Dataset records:
+++

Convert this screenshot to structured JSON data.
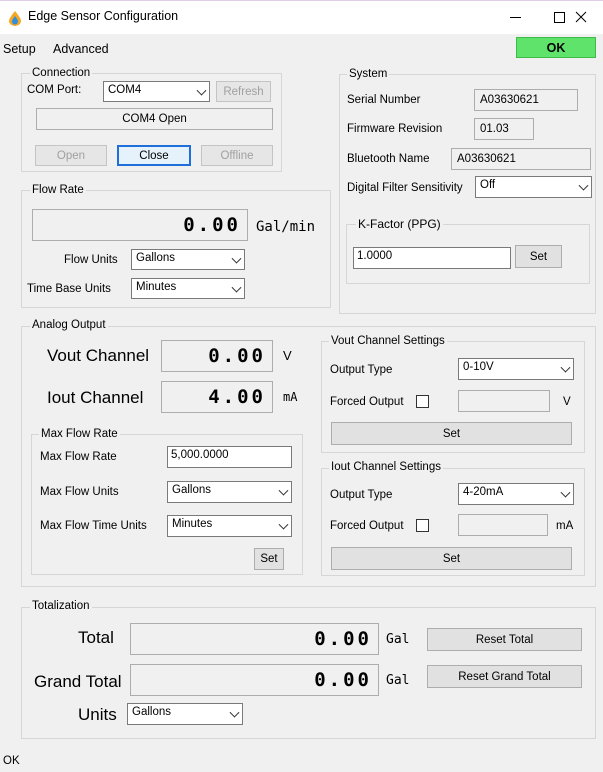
{
  "window": {
    "title": "Edge Sensor Configuration"
  },
  "menu": {
    "items": [
      "Setup",
      "Advanced"
    ],
    "ok_button": "OK"
  },
  "connection": {
    "legend": "Connection",
    "com_port_label": "COM Port:",
    "com_port_value": "COM4",
    "refresh": "Refresh",
    "status": "COM4 Open",
    "open": "Open",
    "close": "Close",
    "offline": "Offline"
  },
  "system": {
    "legend": "System",
    "serial_label": "Serial Number",
    "serial_value": "A03630621",
    "firmware_label": "Firmware Revision",
    "firmware_value": "01.03",
    "bluetooth_label": "Bluetooth Name",
    "bluetooth_value": "A03630621",
    "filter_label": "Digital Filter Sensitivity",
    "filter_value": "Off",
    "kfactor_legend": "K-Factor (PPG)",
    "kfactor_value": "1.0000",
    "kfactor_set": "Set"
  },
  "flow_rate": {
    "legend": "Flow Rate",
    "value": "0.00",
    "unit": "Gal/min",
    "flow_units_label": "Flow Units",
    "flow_units_value": "Gallons",
    "time_base_label": "Time Base Units",
    "time_base_value": "Minutes"
  },
  "analog_output": {
    "legend": "Analog Output",
    "vout_label": "Vout Channel",
    "vout_value": "0.00",
    "vout_unit": "V",
    "iout_label": "Iout Channel",
    "iout_value": "4.00",
    "iout_unit": "mA",
    "max_flow": {
      "legend": "Max Flow Rate",
      "rate_label": "Max Flow Rate",
      "rate_value": "5,000.0000",
      "units_label": "Max Flow Units",
      "units_value": "Gallons",
      "time_label": "Max Flow Time Units",
      "time_value": "Minutes",
      "set": "Set"
    },
    "vout_settings": {
      "legend": "Vout Channel Settings",
      "output_type_label": "Output Type",
      "output_type_value": "0-10V",
      "forced_label": "Forced Output",
      "forced_unit": "V",
      "set": "Set"
    },
    "iout_settings": {
      "legend": "Iout Channel Settings",
      "output_type_label": "Output Type",
      "output_type_value": "4-20mA",
      "forced_label": "Forced Output",
      "forced_unit": "mA",
      "set": "Set"
    }
  },
  "totalization": {
    "legend": "Totalization",
    "total_label": "Total",
    "total_value": "0.00",
    "total_unit": "Gal",
    "reset_total": "Reset Total",
    "grand_label": "Grand Total",
    "grand_value": "0.00",
    "grand_unit": "Gal",
    "reset_grand": "Reset Grand Total",
    "units_label": "Units",
    "units_value": "Gallons"
  },
  "status_bar": {
    "text": "OK"
  }
}
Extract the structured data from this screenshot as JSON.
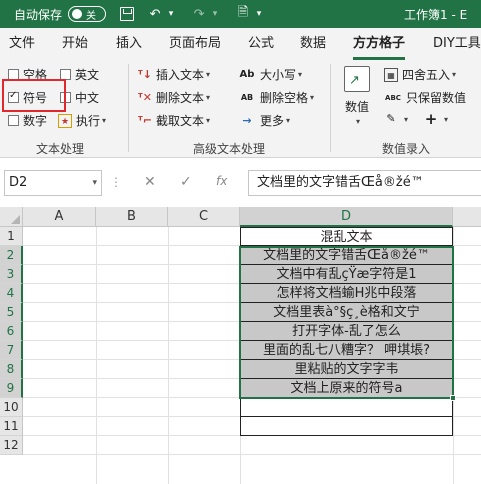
{
  "titlebar": {
    "autosave_label": "自动保存",
    "autosave_state": "关",
    "title": "工作簿1 - E"
  },
  "tabs": [
    "文件",
    "开始",
    "插入",
    "页面布局",
    "公式",
    "数据",
    "方方格子",
    "DIY工具"
  ],
  "active_tab": "方方格子",
  "ribbon": {
    "text_processing": {
      "label": "文本处理",
      "checkboxes": [
        {
          "label": "空格",
          "checked": false
        },
        {
          "label": "英文",
          "checked": false
        },
        {
          "label": "符号",
          "checked": true
        },
        {
          "label": "中文",
          "checked": false
        },
        {
          "label": "数字",
          "checked": false
        }
      ],
      "execute_label": "执行"
    },
    "advanced": {
      "label": "高级文本处理",
      "insert_text": "插入文本",
      "delete_text": "删除文本",
      "extract_text": "截取文本",
      "case_label": "大小写",
      "delete_space": "删除空格",
      "more": "更多",
      "case_icon": "Ab",
      "delete_space_icon": "AB"
    },
    "numbers": {
      "label": "数值录入",
      "value_label": "数值",
      "round_label": "四舍五入",
      "keep_value_label": "只保留数值",
      "keep_value_icon": "ABC"
    }
  },
  "formula_bar": {
    "name_box": "D2",
    "fx_label": "fx",
    "formula": "文档里的文字错舌Œå®žé™"
  },
  "grid": {
    "columns": [
      "A",
      "B",
      "C",
      "D"
    ],
    "selected_column": "D",
    "rows": [
      "1",
      "2",
      "3",
      "4",
      "5",
      "6",
      "7",
      "8",
      "9",
      "10",
      "11",
      "12"
    ],
    "d_cells": [
      "混乱文本",
      "文档里的文字错舌Œå®žé™",
      "文档中有乱çŸæ字符是1",
      "怎样将文档蝓H兆中段落",
      "文档里表à°§ç¸è格和文宁",
      "打开字体-乱了怎么",
      "里面的乱七八糟字？  呷㙋㙊?",
      "里粘贴的文字字韦",
      "文档上原来的符号a",
      "",
      ""
    ]
  }
}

+++

### EXERCISE DIRECTIONS
Read through the data and copy every line where "Channel" shows up.

### THE SOLUTION
    "vout_label": "Vout Channel",
    "iout_label": "Iout Channel",
      "legend": "Vout Channel Settings",
      "legend": "Iout Channel Settings",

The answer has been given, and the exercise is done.